On Jan 8, 2:40 am, Matteo <[email protected]> wrote:
> I noticed that in some examples at developers.apple.com Apple is
> adding event listeners on the fly and removing them as soon as they
> are not required. In the drag-n-drop example they add the touchmove
> and touchend events at the end of the touchstart:
>
> this.element.addEventListener('touchmove', function(e) { return
> self.onTouchMove(e) }, false);
> this.element.addEventListener('touchend', function(e) { return
> self.onTouchEnd(e) }, false);
>
> and they try to remove them on touchend:
>
> this.element.removeEventListener('touchmove',function(e){return
> self.onTouchMove(e)},false);
> this.element.removeEventListener('touchend',function(e){return
> self.onTouchEnd(e)},false);
LOL. That dog don't hunt.
▬▬▬▬▬▬
WORK TO BE COMPLETED:
Continue the newsgroup reply about adding and removing touch event listeners, starting right after its last line. The data that follows is separate from the text above.
▬▬▬▬▬▬
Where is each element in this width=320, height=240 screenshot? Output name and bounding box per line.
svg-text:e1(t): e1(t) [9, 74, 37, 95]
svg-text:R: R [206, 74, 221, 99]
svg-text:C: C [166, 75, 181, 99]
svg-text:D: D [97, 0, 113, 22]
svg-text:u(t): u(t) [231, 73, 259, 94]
▬▬▬▬▬▬
TASK OUTPUT:
>
> As far as I can tell there's no way to remove an anonymous function
> with removeEventListener. Initially I thought it was a webkit feature
> but it turned out that the events are indeed never removed, so at
> every touchstart two new events are appended (a big memory problem).
Yep. Beware of examples from strangers, regardless of the domain.
>
> a very quick and dummy solution could be to create the event with
> something like:
>
> this.element.addEventListener('touchmove', obj = function(e) { return
> self.onTouchMove(e) }, false);
>
> and remove it with:
>
> this.element.removeEventListener('touchmove', obj, false);
Something like that.
>
> I'm not trying to discredit the examples at developers.apple.com, they
You succeeded in discrediting a bad example. No need to apologize for
that.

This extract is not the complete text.